Written instruction –
Gather every line in the records below that contains the word "JSON".

Start of Provided information

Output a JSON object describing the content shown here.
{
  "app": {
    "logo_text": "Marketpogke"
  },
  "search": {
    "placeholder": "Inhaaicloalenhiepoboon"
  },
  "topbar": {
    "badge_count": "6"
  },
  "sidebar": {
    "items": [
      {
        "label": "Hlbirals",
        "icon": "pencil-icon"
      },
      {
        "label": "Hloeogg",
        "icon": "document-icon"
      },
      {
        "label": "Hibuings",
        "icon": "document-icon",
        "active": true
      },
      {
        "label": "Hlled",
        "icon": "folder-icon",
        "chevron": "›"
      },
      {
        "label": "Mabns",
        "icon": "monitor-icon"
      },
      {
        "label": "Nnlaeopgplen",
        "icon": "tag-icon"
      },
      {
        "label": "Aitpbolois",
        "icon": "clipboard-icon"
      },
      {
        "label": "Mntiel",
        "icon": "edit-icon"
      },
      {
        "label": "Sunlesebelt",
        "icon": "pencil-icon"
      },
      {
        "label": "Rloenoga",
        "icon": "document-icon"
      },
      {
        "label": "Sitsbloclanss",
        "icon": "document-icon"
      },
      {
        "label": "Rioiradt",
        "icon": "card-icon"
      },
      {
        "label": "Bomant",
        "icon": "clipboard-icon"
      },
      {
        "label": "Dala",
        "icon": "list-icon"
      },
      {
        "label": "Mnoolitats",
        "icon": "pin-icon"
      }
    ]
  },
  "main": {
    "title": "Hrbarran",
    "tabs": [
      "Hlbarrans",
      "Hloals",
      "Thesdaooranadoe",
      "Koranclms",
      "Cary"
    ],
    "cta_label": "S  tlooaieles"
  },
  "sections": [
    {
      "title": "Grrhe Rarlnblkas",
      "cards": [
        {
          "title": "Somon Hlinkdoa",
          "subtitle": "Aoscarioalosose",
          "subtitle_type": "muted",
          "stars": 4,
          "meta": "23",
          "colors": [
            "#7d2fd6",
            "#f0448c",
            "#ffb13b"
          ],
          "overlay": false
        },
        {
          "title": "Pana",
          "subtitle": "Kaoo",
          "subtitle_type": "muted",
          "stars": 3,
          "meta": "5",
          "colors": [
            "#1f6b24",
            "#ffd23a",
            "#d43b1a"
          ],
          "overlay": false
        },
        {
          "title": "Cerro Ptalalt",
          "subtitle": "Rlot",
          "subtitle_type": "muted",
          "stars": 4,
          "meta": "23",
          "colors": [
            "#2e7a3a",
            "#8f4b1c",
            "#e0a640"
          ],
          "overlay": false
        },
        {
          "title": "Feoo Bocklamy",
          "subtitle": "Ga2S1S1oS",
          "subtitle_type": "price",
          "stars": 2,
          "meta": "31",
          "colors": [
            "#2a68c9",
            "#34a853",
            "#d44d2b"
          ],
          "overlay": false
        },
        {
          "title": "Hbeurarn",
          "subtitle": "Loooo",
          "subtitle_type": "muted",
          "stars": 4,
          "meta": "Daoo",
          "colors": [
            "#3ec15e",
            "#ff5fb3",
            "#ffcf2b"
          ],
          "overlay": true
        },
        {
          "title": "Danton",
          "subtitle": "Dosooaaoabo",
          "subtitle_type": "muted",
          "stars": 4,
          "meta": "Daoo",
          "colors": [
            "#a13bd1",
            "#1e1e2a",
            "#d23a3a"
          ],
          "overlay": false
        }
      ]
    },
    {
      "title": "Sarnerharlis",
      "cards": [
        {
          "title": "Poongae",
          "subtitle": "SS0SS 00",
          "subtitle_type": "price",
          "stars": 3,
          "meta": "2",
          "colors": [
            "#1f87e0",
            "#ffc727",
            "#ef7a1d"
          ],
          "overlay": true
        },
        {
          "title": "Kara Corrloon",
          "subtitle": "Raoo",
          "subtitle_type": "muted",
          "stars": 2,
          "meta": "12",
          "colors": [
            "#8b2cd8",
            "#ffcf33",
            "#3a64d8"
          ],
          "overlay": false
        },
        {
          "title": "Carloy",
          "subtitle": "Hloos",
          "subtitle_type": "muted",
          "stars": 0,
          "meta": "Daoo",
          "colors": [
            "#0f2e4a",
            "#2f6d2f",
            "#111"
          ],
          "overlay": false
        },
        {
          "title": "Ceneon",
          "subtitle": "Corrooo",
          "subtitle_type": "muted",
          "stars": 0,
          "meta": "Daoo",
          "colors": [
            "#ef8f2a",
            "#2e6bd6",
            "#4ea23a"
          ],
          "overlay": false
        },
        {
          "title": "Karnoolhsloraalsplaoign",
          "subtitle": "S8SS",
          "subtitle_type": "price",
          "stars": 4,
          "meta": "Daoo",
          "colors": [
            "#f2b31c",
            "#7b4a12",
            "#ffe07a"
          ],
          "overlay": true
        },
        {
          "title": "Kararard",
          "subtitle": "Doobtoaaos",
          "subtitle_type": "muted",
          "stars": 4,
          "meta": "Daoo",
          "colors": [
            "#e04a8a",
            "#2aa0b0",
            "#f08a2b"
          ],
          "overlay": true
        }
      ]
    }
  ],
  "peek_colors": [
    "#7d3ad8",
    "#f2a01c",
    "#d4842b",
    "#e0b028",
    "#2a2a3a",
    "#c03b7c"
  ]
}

End of Provided information
Start of Provided information

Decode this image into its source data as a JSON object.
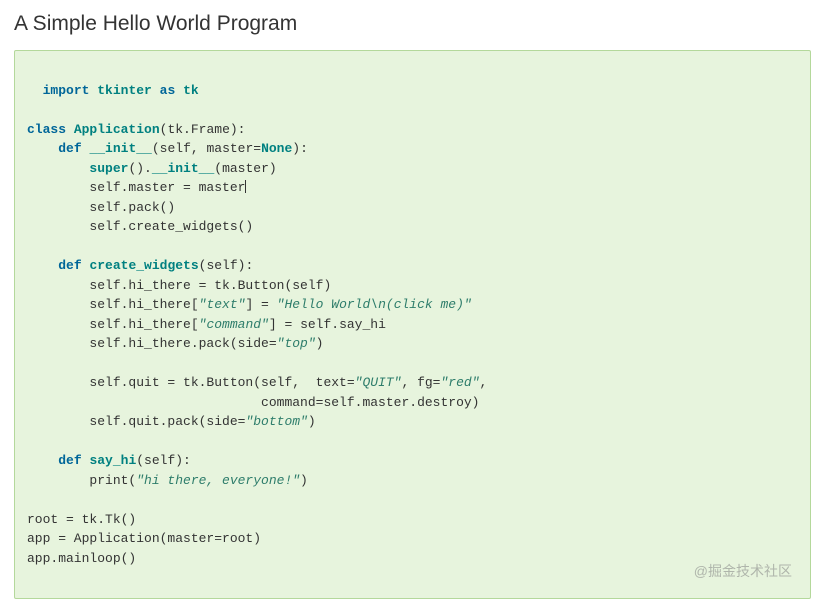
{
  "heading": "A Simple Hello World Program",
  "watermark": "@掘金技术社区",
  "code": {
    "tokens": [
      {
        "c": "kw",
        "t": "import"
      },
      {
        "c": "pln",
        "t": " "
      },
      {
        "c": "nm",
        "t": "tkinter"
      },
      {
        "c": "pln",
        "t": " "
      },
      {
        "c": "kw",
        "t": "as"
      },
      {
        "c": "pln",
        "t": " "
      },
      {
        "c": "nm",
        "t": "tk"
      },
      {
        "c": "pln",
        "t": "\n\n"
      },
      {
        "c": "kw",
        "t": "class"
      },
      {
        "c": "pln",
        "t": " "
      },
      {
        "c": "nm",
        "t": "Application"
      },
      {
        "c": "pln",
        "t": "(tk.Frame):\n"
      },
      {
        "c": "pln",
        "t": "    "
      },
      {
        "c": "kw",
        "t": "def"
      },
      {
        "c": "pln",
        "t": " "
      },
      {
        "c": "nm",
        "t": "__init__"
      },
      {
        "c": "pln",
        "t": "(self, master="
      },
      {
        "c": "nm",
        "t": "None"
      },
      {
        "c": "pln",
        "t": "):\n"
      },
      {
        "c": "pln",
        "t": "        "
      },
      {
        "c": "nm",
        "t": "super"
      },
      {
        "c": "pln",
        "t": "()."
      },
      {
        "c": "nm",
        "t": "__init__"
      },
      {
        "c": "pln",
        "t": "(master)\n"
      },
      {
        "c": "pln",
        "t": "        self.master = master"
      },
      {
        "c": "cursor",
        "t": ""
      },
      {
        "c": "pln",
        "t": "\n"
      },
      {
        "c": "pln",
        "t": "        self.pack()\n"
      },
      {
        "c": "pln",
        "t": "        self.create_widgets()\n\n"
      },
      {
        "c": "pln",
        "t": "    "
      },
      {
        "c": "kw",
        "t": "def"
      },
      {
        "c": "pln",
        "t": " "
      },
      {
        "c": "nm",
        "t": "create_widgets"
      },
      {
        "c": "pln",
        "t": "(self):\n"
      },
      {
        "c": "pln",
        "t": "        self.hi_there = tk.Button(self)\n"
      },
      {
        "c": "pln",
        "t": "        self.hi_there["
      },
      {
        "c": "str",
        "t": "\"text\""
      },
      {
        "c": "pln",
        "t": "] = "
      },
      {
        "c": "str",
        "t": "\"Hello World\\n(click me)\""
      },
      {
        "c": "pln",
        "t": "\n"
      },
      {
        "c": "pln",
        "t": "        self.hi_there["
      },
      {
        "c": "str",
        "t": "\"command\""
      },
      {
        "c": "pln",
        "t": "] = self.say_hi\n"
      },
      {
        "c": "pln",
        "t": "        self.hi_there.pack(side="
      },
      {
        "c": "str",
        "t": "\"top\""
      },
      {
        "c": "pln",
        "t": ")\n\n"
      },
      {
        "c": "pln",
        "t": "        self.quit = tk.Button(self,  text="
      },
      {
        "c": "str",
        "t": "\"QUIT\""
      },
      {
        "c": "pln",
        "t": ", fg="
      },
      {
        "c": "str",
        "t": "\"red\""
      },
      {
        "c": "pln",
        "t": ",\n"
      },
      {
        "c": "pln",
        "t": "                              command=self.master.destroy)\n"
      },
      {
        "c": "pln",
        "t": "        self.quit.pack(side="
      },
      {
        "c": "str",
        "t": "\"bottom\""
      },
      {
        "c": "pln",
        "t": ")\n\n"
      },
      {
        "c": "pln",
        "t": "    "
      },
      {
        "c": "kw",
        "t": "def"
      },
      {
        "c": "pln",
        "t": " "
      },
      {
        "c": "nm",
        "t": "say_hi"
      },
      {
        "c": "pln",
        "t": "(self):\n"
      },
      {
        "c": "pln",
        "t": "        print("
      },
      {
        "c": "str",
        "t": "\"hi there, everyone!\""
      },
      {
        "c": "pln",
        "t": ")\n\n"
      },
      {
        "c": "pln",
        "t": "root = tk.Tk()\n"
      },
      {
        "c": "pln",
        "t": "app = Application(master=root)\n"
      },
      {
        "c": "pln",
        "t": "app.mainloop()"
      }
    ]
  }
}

End of Provided information

Written response –
Output a JSON object describing the content shown here.
Decode this image into its source data as a JSON object.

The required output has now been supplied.